- **EXERCISE PROMPT**: Restate each entry word for word, leaving nothing out.

━━━━━ DATA LINES

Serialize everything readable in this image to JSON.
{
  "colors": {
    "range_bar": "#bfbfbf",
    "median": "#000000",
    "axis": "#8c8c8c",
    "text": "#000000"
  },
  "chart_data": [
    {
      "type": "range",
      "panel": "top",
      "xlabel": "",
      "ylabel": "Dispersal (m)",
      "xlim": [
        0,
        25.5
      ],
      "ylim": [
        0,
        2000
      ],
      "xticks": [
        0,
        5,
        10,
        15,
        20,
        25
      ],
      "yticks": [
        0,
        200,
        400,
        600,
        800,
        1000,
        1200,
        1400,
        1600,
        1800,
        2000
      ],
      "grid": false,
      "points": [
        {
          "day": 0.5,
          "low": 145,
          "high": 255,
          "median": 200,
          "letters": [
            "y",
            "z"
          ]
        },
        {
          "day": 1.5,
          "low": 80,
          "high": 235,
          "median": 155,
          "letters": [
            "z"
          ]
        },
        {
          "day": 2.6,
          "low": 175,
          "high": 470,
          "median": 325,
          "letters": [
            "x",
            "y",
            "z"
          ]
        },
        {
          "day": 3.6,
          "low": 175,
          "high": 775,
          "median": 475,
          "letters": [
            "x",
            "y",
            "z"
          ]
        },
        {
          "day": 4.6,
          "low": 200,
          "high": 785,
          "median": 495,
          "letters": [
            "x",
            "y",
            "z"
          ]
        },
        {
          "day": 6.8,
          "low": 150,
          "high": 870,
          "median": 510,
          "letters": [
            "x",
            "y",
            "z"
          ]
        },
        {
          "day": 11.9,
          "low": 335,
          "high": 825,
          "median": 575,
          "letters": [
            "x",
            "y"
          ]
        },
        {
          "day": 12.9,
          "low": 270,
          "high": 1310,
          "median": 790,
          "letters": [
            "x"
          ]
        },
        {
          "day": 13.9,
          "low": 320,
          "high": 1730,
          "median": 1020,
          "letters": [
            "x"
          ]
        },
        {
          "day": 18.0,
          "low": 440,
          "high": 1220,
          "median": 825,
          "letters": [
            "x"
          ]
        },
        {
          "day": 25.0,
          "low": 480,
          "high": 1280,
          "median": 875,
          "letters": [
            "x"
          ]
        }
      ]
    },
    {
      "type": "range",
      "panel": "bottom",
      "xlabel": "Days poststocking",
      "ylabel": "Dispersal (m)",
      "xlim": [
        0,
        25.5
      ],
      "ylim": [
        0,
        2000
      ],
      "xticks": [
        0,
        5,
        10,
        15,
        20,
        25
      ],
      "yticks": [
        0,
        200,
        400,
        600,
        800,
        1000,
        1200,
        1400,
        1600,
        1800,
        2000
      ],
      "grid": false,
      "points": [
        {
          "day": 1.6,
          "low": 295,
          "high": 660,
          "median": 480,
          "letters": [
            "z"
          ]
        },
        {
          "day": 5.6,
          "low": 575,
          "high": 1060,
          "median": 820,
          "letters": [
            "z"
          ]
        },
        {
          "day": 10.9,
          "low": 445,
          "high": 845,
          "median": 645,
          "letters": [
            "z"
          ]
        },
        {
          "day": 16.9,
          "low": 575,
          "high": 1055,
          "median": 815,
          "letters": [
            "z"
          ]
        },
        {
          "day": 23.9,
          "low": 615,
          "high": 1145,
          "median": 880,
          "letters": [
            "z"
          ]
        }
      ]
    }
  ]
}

━━━━━━━━━━

- **SOLUTION TO THIS TASK**:
Serialize everything readable in this image to JSON.
{
  "colors": {
    "range_bar": "#bfbfbf",
    "median": "#000000",
    "axis": "#8c8c8c",
    "text": "#000000"
  },
  "chart_data": [
    {
      "type": "range",
      "panel": "top",
      "xlabel": "",
      "ylabel": "Dispersal (m)",
      "xlim": [
        0,
        25.5
      ],
      "ylim": [
        0,
        2000
      ],
      "xticks": [
        0,
        5,
        10,
        15,
        20,
        25
      ],
      "yticks": [
        0,
        200,
        400,
        600,
        800,
        1000,
        1200,
        1400,
        1600,
        1800,
        2000
      ],
      "grid": false,
      "points": [
        {
          "day": 0.5,
          "low": 145,
          "high": 255,
          "median": 200,
          "letters": [
            "y",
            "z"
          ]
        },
        {
          "day": 1.5,
          "low": 80,
          "high": 235,
          "median": 155,
          "letters": [
            "z"
          ]
        },
        {
          "day": 2.6,
          "low": 175,
          "high": 470,
          "median": 325,
          "letters": [
            "x",
            "y",
            "z"
          ]
        },
        {
          "day": 3.6,
          "low": 175,
          "high": 775,
          "median": 475,
          "letters": [
            "x",
            "y",
            "z"
          ]
        },
        {
          "day": 4.6,
          "low": 200,
          "high": 785,
          "median": 495,
          "letters": [
            "x",
            "y",
            "z"
          ]
        },
        {
          "day": 6.8,
          "low": 150,
          "high": 870,
          "median": 510,
          "letters": [
            "x",
            "y",
            "z"
          ]
        },
        {
          "day": 11.9,
          "low": 335,
          "high": 825,
          "median": 575,
          "letters": [
            "x",
            "y"
          ]
        },
        {
          "day": 12.9,
          "low": 270,
          "high": 1310,
          "median": 790,
          "letters": [
            "x"
          ]
        },
        {
          "day": 13.9,
          "low": 320,
          "high": 1730,
          "median": 1020,
          "letters": [
            "x"
          ]
        },
        {
          "day": 18.0,
          "low": 440,
          "high": 1220,
          "median": 825,
          "letters": [
            "x"
          ]
        },
        {
          "day": 25.0,
          "low": 480,
          "high": 1280,
          "median": 875,
          "letters": [
            "x"
          ]
        }
      ]
    },
    {
      "type": "range",
      "panel": "bottom",
      "xlabel": "Days poststocking",
      "ylabel": "Dispersal (m)",
      "xlim": [
        0,
        25.5
      ],
      "ylim": [
        0,
        2000
      ],
      "xticks": [
        0,
        5,
        10,
        15,
        20,
        25
      ],
      "yticks": [
        0,
        200,
        400,
        600,
        800,
        1000,
        1200,
        1400,
        1600,
        1800,
        2000
      ],
      "grid": false,
      "points": [
        {
          "day": 1.6,
          "low": 295,
          "high": 660,
          "median": 480,
          "letters": [
            "z"
          ]
        },
        {
          "day": 5.6,
          "low": 575,
          "high": 1060,
          "median": 820,
          "letters": [
            "z"
          ]
        },
        {
          "day": 10.9,
          "low": 445,
          "high": 845,
          "median": 645,
          "letters": [
            "z"
          ]
        },
        {
          "day": 16.9,
          "low": 575,
          "high": 1055,
          "median": 815,
          "letters": [
            "z"
          ]
        },
        {
          "day": 23.9,
          "low": 615,
          "high": 1145,
          "median": 880,
          "letters": [
            "z"
          ]
        }
      ]
    }
  ]
}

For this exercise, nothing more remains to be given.